# Aim:
List each row below that contains the string "line", copying every such row in full.

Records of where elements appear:
========

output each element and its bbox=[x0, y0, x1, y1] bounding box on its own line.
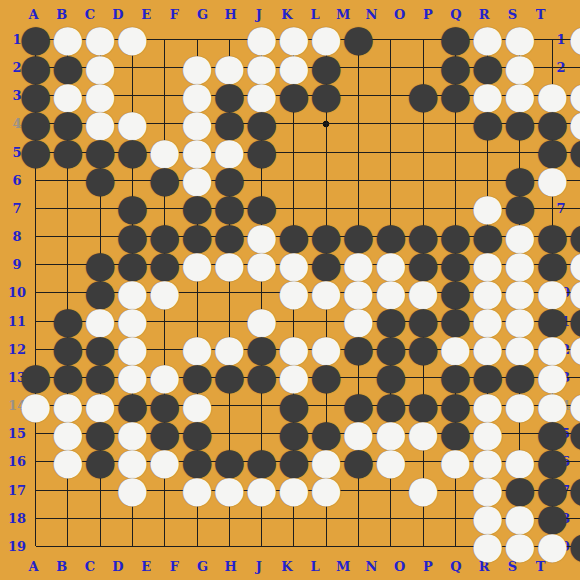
board-point-F8[interactable]: ● bbox=[181, 223, 213, 251]
board-point-P10[interactable]: ● bbox=[472, 279, 504, 307]
board-point-A13[interactable]: ● bbox=[19, 363, 51, 391]
board-point-P15[interactable]: ● bbox=[472, 420, 504, 448]
board-point-O2[interactable]: ● bbox=[439, 54, 471, 82]
board-point-K18[interactable] bbox=[310, 504, 342, 532]
board-point-D7[interactable]: ● bbox=[116, 194, 148, 222]
board-point-S11[interactable]: ● bbox=[568, 307, 580, 335]
board-point-A10[interactable] bbox=[19, 279, 51, 307]
board-point-F2[interactable]: ● bbox=[181, 54, 213, 82]
board-point-L9[interactable]: ● bbox=[342, 251, 374, 279]
board-point-J1[interactable]: ● bbox=[278, 25, 310, 53]
board-point-N5[interactable] bbox=[407, 138, 439, 166]
board-point-C16[interactable]: ● bbox=[84, 448, 116, 476]
board-point-Q5[interactable] bbox=[504, 138, 536, 166]
board-point-P12[interactable]: ● bbox=[472, 335, 504, 363]
board-point-G2[interactable]: ● bbox=[213, 54, 245, 82]
board-point-L11[interactable]: ● bbox=[342, 307, 374, 335]
board-point-K9[interactable]: ● bbox=[310, 251, 342, 279]
board-point-E7[interactable] bbox=[149, 194, 181, 222]
board-point-O17[interactable] bbox=[439, 476, 471, 504]
board-point-G1[interactable] bbox=[213, 25, 245, 53]
board-point-S7[interactable] bbox=[568, 194, 580, 222]
board-point-B1[interactable]: ● bbox=[52, 25, 84, 53]
board-point-C8[interactable] bbox=[84, 223, 116, 251]
board-point-P16[interactable]: ● bbox=[472, 448, 504, 476]
board-point-R18[interactable]: ● bbox=[536, 504, 568, 532]
board-point-M1[interactable] bbox=[375, 25, 407, 53]
board-point-O5[interactable] bbox=[439, 138, 471, 166]
board-point-P17[interactable]: ● bbox=[472, 476, 504, 504]
board-point-E19[interactable] bbox=[149, 532, 181, 560]
board-point-D4[interactable]: ● bbox=[116, 110, 148, 138]
board-point-R5[interactable]: ● bbox=[536, 138, 568, 166]
board-point-H1[interactable]: ● bbox=[245, 25, 277, 53]
board-point-Q6[interactable]: ● bbox=[504, 166, 536, 194]
board-point-S3[interactable]: ● bbox=[568, 82, 580, 110]
board-point-Q17[interactable]: ● bbox=[504, 476, 536, 504]
board-point-M4[interactable] bbox=[375, 110, 407, 138]
board-point-N14[interactable]: ● bbox=[407, 392, 439, 420]
board-point-O11[interactable]: ● bbox=[439, 307, 471, 335]
board-point-B3[interactable]: ● bbox=[52, 82, 84, 110]
board-point-K13[interactable]: ● bbox=[310, 363, 342, 391]
board-point-G4[interactable]: ● bbox=[213, 110, 245, 138]
board-point-E1[interactable] bbox=[149, 25, 181, 53]
board-point-R9[interactable]: ● bbox=[536, 251, 568, 279]
board-point-K19[interactable] bbox=[310, 532, 342, 560]
board-point-O13[interactable]: ● bbox=[439, 363, 471, 391]
board-point-C1[interactable]: ● bbox=[84, 25, 116, 53]
board-point-F16[interactable]: ● bbox=[181, 448, 213, 476]
board-point-M13[interactable]: ● bbox=[375, 363, 407, 391]
board-point-Q15[interactable] bbox=[504, 420, 536, 448]
board-point-J14[interactable]: ● bbox=[278, 392, 310, 420]
board-point-K17[interactable]: ● bbox=[310, 476, 342, 504]
board-point-F12[interactable]: ● bbox=[181, 335, 213, 363]
board-point-M11[interactable]: ● bbox=[375, 307, 407, 335]
board-point-E18[interactable] bbox=[149, 504, 181, 532]
board-point-M6[interactable] bbox=[375, 166, 407, 194]
board-point-E13[interactable]: ● bbox=[149, 363, 181, 391]
board-point-S16[interactable] bbox=[568, 448, 580, 476]
board-point-A1[interactable]: ● bbox=[19, 25, 51, 53]
board-point-H13[interactable]: ● bbox=[245, 363, 277, 391]
board-point-G3[interactable]: ● bbox=[213, 82, 245, 110]
board-point-S8[interactable]: ● bbox=[568, 223, 580, 251]
board-point-R16[interactable]: ● bbox=[536, 448, 568, 476]
board-point-H9[interactable]: ● bbox=[245, 251, 277, 279]
board-point-N13[interactable] bbox=[407, 363, 439, 391]
board-point-Q9[interactable]: ● bbox=[504, 251, 536, 279]
board-point-C13[interactable]: ● bbox=[84, 363, 116, 391]
board-point-N12[interactable]: ● bbox=[407, 335, 439, 363]
board-point-A3[interactable]: ● bbox=[19, 82, 51, 110]
board-point-C2[interactable]: ● bbox=[84, 54, 116, 82]
board-point-K8[interactable]: ● bbox=[310, 223, 342, 251]
board-point-O3[interactable]: ● bbox=[439, 82, 471, 110]
board-point-Q11[interactable]: ● bbox=[504, 307, 536, 335]
board-point-N15[interactable]: ● bbox=[407, 420, 439, 448]
board-point-M16[interactable]: ● bbox=[375, 448, 407, 476]
board-point-A7[interactable] bbox=[19, 194, 51, 222]
board-point-G18[interactable] bbox=[213, 504, 245, 532]
board-point-S14[interactable]: ● bbox=[568, 392, 580, 420]
board-point-G13[interactable]: ● bbox=[213, 363, 245, 391]
board-point-G19[interactable] bbox=[213, 532, 245, 560]
board-point-O14[interactable]: ● bbox=[439, 392, 471, 420]
board-point-B6[interactable] bbox=[52, 166, 84, 194]
board-point-A12[interactable] bbox=[19, 335, 51, 363]
board-point-K10[interactable]: ● bbox=[310, 279, 342, 307]
board-point-O1[interactable]: ● bbox=[439, 25, 471, 53]
board-point-H12[interactable]: ● bbox=[245, 335, 277, 363]
board-point-K4[interactable] bbox=[310, 110, 342, 138]
board-point-L5[interactable] bbox=[342, 138, 374, 166]
board-point-D2[interactable] bbox=[116, 54, 148, 82]
board-point-G11[interactable] bbox=[213, 307, 245, 335]
board-point-C17[interactable] bbox=[84, 476, 116, 504]
board-point-S12[interactable]: ● bbox=[568, 335, 580, 363]
board-point-L7[interactable] bbox=[342, 194, 374, 222]
board-point-D10[interactable]: ● bbox=[116, 279, 148, 307]
board-point-R2[interactable] bbox=[536, 54, 568, 82]
board-point-P3[interactable]: ● bbox=[472, 82, 504, 110]
board-point-B11[interactable]: ● bbox=[52, 307, 84, 335]
board-point-C3[interactable]: ● bbox=[84, 82, 116, 110]
board-point-P2[interactable]: ● bbox=[472, 54, 504, 82]
board-point-O10[interactable]: ● bbox=[439, 279, 471, 307]
board-point-A8[interactable] bbox=[19, 223, 51, 251]
board-point-L16[interactable]: ● bbox=[342, 448, 374, 476]
board-point-F1[interactable] bbox=[181, 25, 213, 53]
board-point-B5[interactable]: ● bbox=[52, 138, 84, 166]
board-point-L8[interactable]: ● bbox=[342, 223, 374, 251]
board-point-P1[interactable]: ● bbox=[472, 25, 504, 53]
board-point-J8[interactable]: ● bbox=[278, 223, 310, 251]
board-point-O7[interactable] bbox=[439, 194, 471, 222]
board-point-R10[interactable]: ● bbox=[536, 279, 568, 307]
board-point-F11[interactable] bbox=[181, 307, 213, 335]
board-point-L14[interactable]: ● bbox=[342, 392, 374, 420]
board-point-A15[interactable] bbox=[19, 420, 51, 448]
board-point-A5[interactable]: ● bbox=[19, 138, 51, 166]
board-point-Q18[interactable]: ● bbox=[504, 504, 536, 532]
board-point-G8[interactable]: ● bbox=[213, 223, 245, 251]
board-point-D1[interactable]: ● bbox=[116, 25, 148, 53]
board-point-R3[interactable]: ● bbox=[536, 82, 568, 110]
board-point-D16[interactable]: ● bbox=[116, 448, 148, 476]
board-point-D3[interactable] bbox=[116, 82, 148, 110]
board-point-K16[interactable]: ● bbox=[310, 448, 342, 476]
board-point-D15[interactable]: ● bbox=[116, 420, 148, 448]
board-point-Q4[interactable]: ● bbox=[504, 110, 536, 138]
board-point-E2[interactable] bbox=[149, 54, 181, 82]
board-point-Q3[interactable]: ● bbox=[504, 82, 536, 110]
board-point-A16[interactable] bbox=[19, 448, 51, 476]
board-point-A17[interactable] bbox=[19, 476, 51, 504]
board-point-C6[interactable]: ● bbox=[84, 166, 116, 194]
board-point-R19[interactable]: ● bbox=[536, 532, 568, 560]
board-point-D18[interactable] bbox=[116, 504, 148, 532]
board-point-S1[interactable]: ● bbox=[568, 25, 580, 53]
board-point-C15[interactable]: ● bbox=[84, 420, 116, 448]
board-point-O16[interactable]: ● bbox=[439, 448, 471, 476]
board-point-R14[interactable]: ● bbox=[536, 392, 568, 420]
board-point-S19[interactable]: ● bbox=[568, 532, 580, 560]
board-point-N6[interactable] bbox=[407, 166, 439, 194]
board-point-P9[interactable]: ● bbox=[472, 251, 504, 279]
board-point-J15[interactable]: ● bbox=[278, 420, 310, 448]
board-point-F14[interactable]: ● bbox=[181, 392, 213, 420]
board-point-B4[interactable]: ● bbox=[52, 110, 84, 138]
board-point-H2[interactable]: ● bbox=[245, 54, 277, 82]
board-point-L2[interactable] bbox=[342, 54, 374, 82]
board-point-B10[interactable] bbox=[52, 279, 84, 307]
board-point-L4[interactable] bbox=[342, 110, 374, 138]
board-point-O4[interactable] bbox=[439, 110, 471, 138]
board-point-D5[interactable]: ● bbox=[116, 138, 148, 166]
board-point-N16[interactable] bbox=[407, 448, 439, 476]
board-point-E15[interactable]: ● bbox=[149, 420, 181, 448]
board-point-N18[interactable] bbox=[407, 504, 439, 532]
board-point-G6[interactable]: ● bbox=[213, 166, 245, 194]
board-point-C11[interactable]: ● bbox=[84, 307, 116, 335]
board-point-N4[interactable] bbox=[407, 110, 439, 138]
board-point-E11[interactable] bbox=[149, 307, 181, 335]
board-point-F10[interactable] bbox=[181, 279, 213, 307]
board-point-G17[interactable]: ● bbox=[213, 476, 245, 504]
board-point-H7[interactable]: ● bbox=[245, 194, 277, 222]
board-point-C10[interactable]: ● bbox=[84, 279, 116, 307]
board-point-R8[interactable]: ● bbox=[536, 223, 568, 251]
board-point-O15[interactable]: ● bbox=[439, 420, 471, 448]
board-point-J13[interactable]: ● bbox=[278, 363, 310, 391]
board-point-E5[interactable]: ● bbox=[149, 138, 181, 166]
board-point-E6[interactable]: ● bbox=[149, 166, 181, 194]
board-point-F6[interactable]: ● bbox=[181, 166, 213, 194]
board-point-Q16[interactable]: ● bbox=[504, 448, 536, 476]
board-point-C9[interactable]: ● bbox=[84, 251, 116, 279]
board-point-M7[interactable] bbox=[375, 194, 407, 222]
board-point-P11[interactable]: ● bbox=[472, 307, 504, 335]
board-point-A18[interactable] bbox=[19, 504, 51, 532]
board-point-Q13[interactable]: ● bbox=[504, 363, 536, 391]
board-point-M18[interactable] bbox=[375, 504, 407, 532]
board-point-K15[interactable]: ● bbox=[310, 420, 342, 448]
board-point-B18[interactable] bbox=[52, 504, 84, 532]
board-point-M5[interactable] bbox=[375, 138, 407, 166]
board-point-A11[interactable] bbox=[19, 307, 51, 335]
board-point-F19[interactable] bbox=[181, 532, 213, 560]
board-point-K5[interactable] bbox=[310, 138, 342, 166]
board-point-E4[interactable] bbox=[149, 110, 181, 138]
board-point-E8[interactable]: ● bbox=[149, 223, 181, 251]
board-point-G12[interactable]: ● bbox=[213, 335, 245, 363]
board-point-S5[interactable]: ● bbox=[568, 138, 580, 166]
board-point-B13[interactable]: ● bbox=[52, 363, 84, 391]
board-point-H8[interactable]: ● bbox=[245, 223, 277, 251]
board-point-Q7[interactable]: ● bbox=[504, 194, 536, 222]
board-point-D17[interactable]: ● bbox=[116, 476, 148, 504]
board-point-H14[interactable] bbox=[245, 392, 277, 420]
board-point-S6[interactable] bbox=[568, 166, 580, 194]
board-point-L15[interactable]: ● bbox=[342, 420, 374, 448]
board-point-K6[interactable] bbox=[310, 166, 342, 194]
board-point-R12[interactable]: ● bbox=[536, 335, 568, 363]
board-point-J11[interactable] bbox=[278, 307, 310, 335]
board-point-H10[interactable] bbox=[245, 279, 277, 307]
board-point-H15[interactable] bbox=[245, 420, 277, 448]
board-point-J12[interactable]: ● bbox=[278, 335, 310, 363]
board-point-G5[interactable]: ● bbox=[213, 138, 245, 166]
board-point-N3[interactable]: ● bbox=[407, 82, 439, 110]
board-point-L3[interactable] bbox=[342, 82, 374, 110]
board-point-B16[interactable]: ● bbox=[52, 448, 84, 476]
board-point-P6[interactable] bbox=[472, 166, 504, 194]
board-point-R17[interactable]: ● bbox=[536, 476, 568, 504]
board-point-O8[interactable]: ● bbox=[439, 223, 471, 251]
board-point-S10[interactable]: ● bbox=[568, 279, 580, 307]
board-point-S15[interactable]: ● bbox=[568, 420, 580, 448]
board-point-C19[interactable] bbox=[84, 532, 116, 560]
board-point-Q8[interactable]: ● bbox=[504, 223, 536, 251]
board-point-H16[interactable]: ● bbox=[245, 448, 277, 476]
board-point-F3[interactable]: ● bbox=[181, 82, 213, 110]
board-point-M17[interactable] bbox=[375, 476, 407, 504]
board-point-L1[interactable]: ● bbox=[342, 25, 374, 53]
board-point-H18[interactable] bbox=[245, 504, 277, 532]
board-point-M3[interactable] bbox=[375, 82, 407, 110]
board-point-O12[interactable]: ● bbox=[439, 335, 471, 363]
board-point-M14[interactable]: ● bbox=[375, 392, 407, 420]
board-point-P18[interactable]: ● bbox=[472, 504, 504, 532]
board-point-B7[interactable] bbox=[52, 194, 84, 222]
board-point-C5[interactable]: ● bbox=[84, 138, 116, 166]
board-point-K7[interactable] bbox=[310, 194, 342, 222]
board-point-L12[interactable]: ● bbox=[342, 335, 374, 363]
board-point-L18[interactable] bbox=[342, 504, 374, 532]
board-point-F17[interactable]: ● bbox=[181, 476, 213, 504]
board-point-A14[interactable]: ● bbox=[19, 392, 51, 420]
board-point-P4[interactable]: ● bbox=[472, 110, 504, 138]
board-point-S9[interactable]: ● bbox=[568, 251, 580, 279]
board-point-O9[interactable]: ● bbox=[439, 251, 471, 279]
board-point-P19[interactable]: ● bbox=[472, 532, 504, 560]
board-point-J18[interactable] bbox=[278, 504, 310, 532]
board-point-L19[interactable] bbox=[342, 532, 374, 560]
board-point-G9[interactable]: ● bbox=[213, 251, 245, 279]
board-point-E16[interactable]: ● bbox=[149, 448, 181, 476]
board-point-Q1[interactable]: ● bbox=[504, 25, 536, 53]
board-point-R15[interactable]: ● bbox=[536, 420, 568, 448]
board-point-Q2[interactable]: ● bbox=[504, 54, 536, 82]
board-point-M19[interactable] bbox=[375, 532, 407, 560]
board-point-H19[interactable] bbox=[245, 532, 277, 560]
board-point-E3[interactable] bbox=[149, 82, 181, 110]
board-point-D13[interactable]: ● bbox=[116, 363, 148, 391]
board-point-N8[interactable]: ● bbox=[407, 223, 439, 251]
board-point-K11[interactable] bbox=[310, 307, 342, 335]
board-point-A4[interactable]: ● bbox=[19, 110, 51, 138]
board-point-S4[interactable]: ● bbox=[568, 110, 580, 138]
board-point-P8[interactable]: ● bbox=[472, 223, 504, 251]
board-point-D8[interactable]: ● bbox=[116, 223, 148, 251]
board-point-B2[interactable]: ● bbox=[52, 54, 84, 82]
board-point-N7[interactable] bbox=[407, 194, 439, 222]
board-point-H17[interactable]: ● bbox=[245, 476, 277, 504]
board-point-D14[interactable]: ● bbox=[116, 392, 148, 420]
board-point-S17[interactable]: ● bbox=[568, 476, 580, 504]
board-point-G16[interactable]: ● bbox=[213, 448, 245, 476]
board-point-Q12[interactable]: ● bbox=[504, 335, 536, 363]
board-point-J5[interactable] bbox=[278, 138, 310, 166]
board-point-D9[interactable]: ● bbox=[116, 251, 148, 279]
board-point-P7[interactable]: ● bbox=[472, 194, 504, 222]
board-point-H4[interactable]: ● bbox=[245, 110, 277, 138]
board-point-D19[interactable] bbox=[116, 532, 148, 560]
board-point-F13[interactable]: ● bbox=[181, 363, 213, 391]
board-point-D12[interactable]: ● bbox=[116, 335, 148, 363]
board-point-N2[interactable] bbox=[407, 54, 439, 82]
board-point-H3[interactable]: ● bbox=[245, 82, 277, 110]
board-point-S13[interactable] bbox=[568, 363, 580, 391]
board-point-E10[interactable]: ● bbox=[149, 279, 181, 307]
board-point-S18[interactable] bbox=[568, 504, 580, 532]
board-point-H6[interactable] bbox=[245, 166, 277, 194]
board-point-R7[interactable] bbox=[536, 194, 568, 222]
board-point-B12[interactable]: ● bbox=[52, 335, 84, 363]
board-point-F4[interactable]: ● bbox=[181, 110, 213, 138]
board-point-S2[interactable] bbox=[568, 54, 580, 82]
board-point-F15[interactable]: ● bbox=[181, 420, 213, 448]
board-point-M8[interactable]: ● bbox=[375, 223, 407, 251]
board-point-E17[interactable] bbox=[149, 476, 181, 504]
board-point-A9[interactable] bbox=[19, 251, 51, 279]
board-point-K14[interactable] bbox=[310, 392, 342, 420]
board-point-M9[interactable]: ● bbox=[375, 251, 407, 279]
board-point-M12[interactable]: ● bbox=[375, 335, 407, 363]
board-point-F7[interactable]: ● bbox=[181, 194, 213, 222]
board-point-G15[interactable] bbox=[213, 420, 245, 448]
board-point-G10[interactable] bbox=[213, 279, 245, 307]
board-point-B19[interactable] bbox=[52, 532, 84, 560]
board-point-J17[interactable]: ● bbox=[278, 476, 310, 504]
board-point-N9[interactable]: ● bbox=[407, 251, 439, 279]
board-point-E9[interactable]: ● bbox=[149, 251, 181, 279]
board-point-H5[interactable]: ● bbox=[245, 138, 277, 166]
board-point-B9[interactable] bbox=[52, 251, 84, 279]
board-point-K12[interactable]: ● bbox=[310, 335, 342, 363]
board-point-J7[interactable] bbox=[278, 194, 310, 222]
board-point-Q19[interactable]: ● bbox=[504, 532, 536, 560]
board-point-O18[interactable] bbox=[439, 504, 471, 532]
board-point-N1[interactable] bbox=[407, 25, 439, 53]
board-point-E14[interactable]: ● bbox=[149, 392, 181, 420]
board-point-J9[interactable]: ● bbox=[278, 251, 310, 279]
board-point-J3[interactable]: ● bbox=[278, 82, 310, 110]
board-point-J16[interactable]: ● bbox=[278, 448, 310, 476]
board-point-N11[interactable]: ● bbox=[407, 307, 439, 335]
board-point-F18[interactable] bbox=[181, 504, 213, 532]
board-point-F9[interactable]: ● bbox=[181, 251, 213, 279]
board-point-R11[interactable]: ● bbox=[536, 307, 568, 335]
board-point-D11[interactable]: ● bbox=[116, 307, 148, 335]
board-point-E12[interactable] bbox=[149, 335, 181, 363]
board-point-J10[interactable]: ● bbox=[278, 279, 310, 307]
board-point-C7[interactable] bbox=[84, 194, 116, 222]
board-point-Q10[interactable]: ● bbox=[504, 279, 536, 307]
board-point-N10[interactable]: ● bbox=[407, 279, 439, 307]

========

# Answer to this problem:
output each element and its bbox=[x0, y0, x1, y1] bounding box on its own line.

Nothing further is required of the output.